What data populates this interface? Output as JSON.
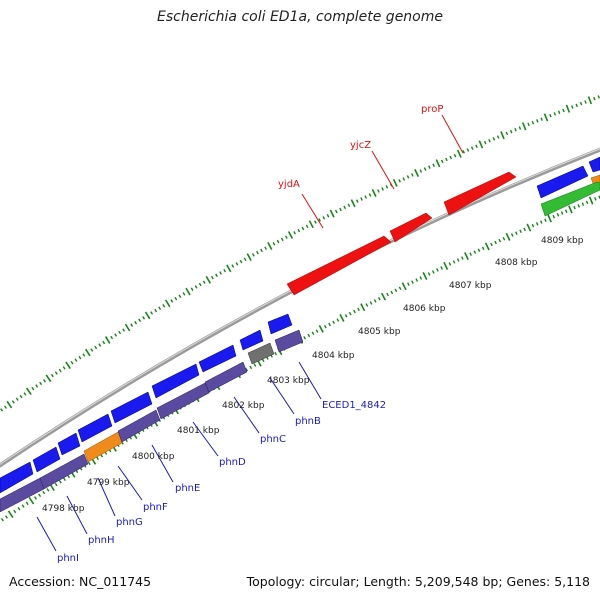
{
  "title": "Escherichia coli ED1a, complete genome",
  "accession": "Accession: NC_011745",
  "topology": "Topology: circular; Length: 5,209,548 bp; Genes: 5,118",
  "colors": {
    "forward_gene": "#ee1111",
    "reverse_gene": "#1a1aee",
    "operon_purple": "#5a4aa0",
    "orange_gene": "#f08a1a",
    "green_gene": "#33bb33",
    "gray_gene": "#707070",
    "backbone": "#999999",
    "tick_green": "#118811",
    "label_blue": "#1a1acc",
    "label_red": "#dd1111"
  },
  "kbp_labels": [
    "4798 kbp",
    "4799 kbp",
    "4800 kbp",
    "4801 kbp",
    "4802 kbp",
    "4803 kbp",
    "4804 kbp",
    "4805 kbp",
    "4806 kbp",
    "4807 kbp",
    "4808 kbp",
    "4809 kbp"
  ],
  "upper_labels": [
    "yjdA",
    "yjcZ",
    "proP"
  ],
  "lower_labels": [
    "phnI",
    "phnH",
    "phnG",
    "phnF",
    "phnE",
    "phnD",
    "phnC",
    "phnB",
    "ECED1_4842"
  ]
}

::::

Could you write out the records again exactly, without any of their pictures?

* _Task result_
What data populates this interface? Output as JSON.
{
  "title": "Escherichia coli ED1a, complete genome",
  "accession": "Accession: NC_011745",
  "topology": "Topology: circular; Length: 5,209,548 bp; Genes: 5,118",
  "colors": {
    "forward_gene": "#ee1111",
    "reverse_gene": "#1a1aee",
    "operon_purple": "#5a4aa0",
    "orange_gene": "#f08a1a",
    "green_gene": "#33bb33",
    "gray_gene": "#707070",
    "backbone": "#999999",
    "tick_green": "#118811",
    "label_blue": "#1a1acc",
    "label_red": "#dd1111"
  },
  "kbp_labels": [
    "4798 kbp",
    "4799 kbp",
    "4800 kbp",
    "4801 kbp",
    "4802 kbp",
    "4803 kbp",
    "4804 kbp",
    "4805 kbp",
    "4806 kbp",
    "4807 kbp",
    "4808 kbp",
    "4809 kbp"
  ],
  "upper_labels": [
    "yjdA",
    "yjcZ",
    "proP"
  ],
  "lower_labels": [
    "phnI",
    "phnH",
    "phnG",
    "phnF",
    "phnE",
    "phnD",
    "phnC",
    "phnB",
    "ECED1_4842"
  ]
}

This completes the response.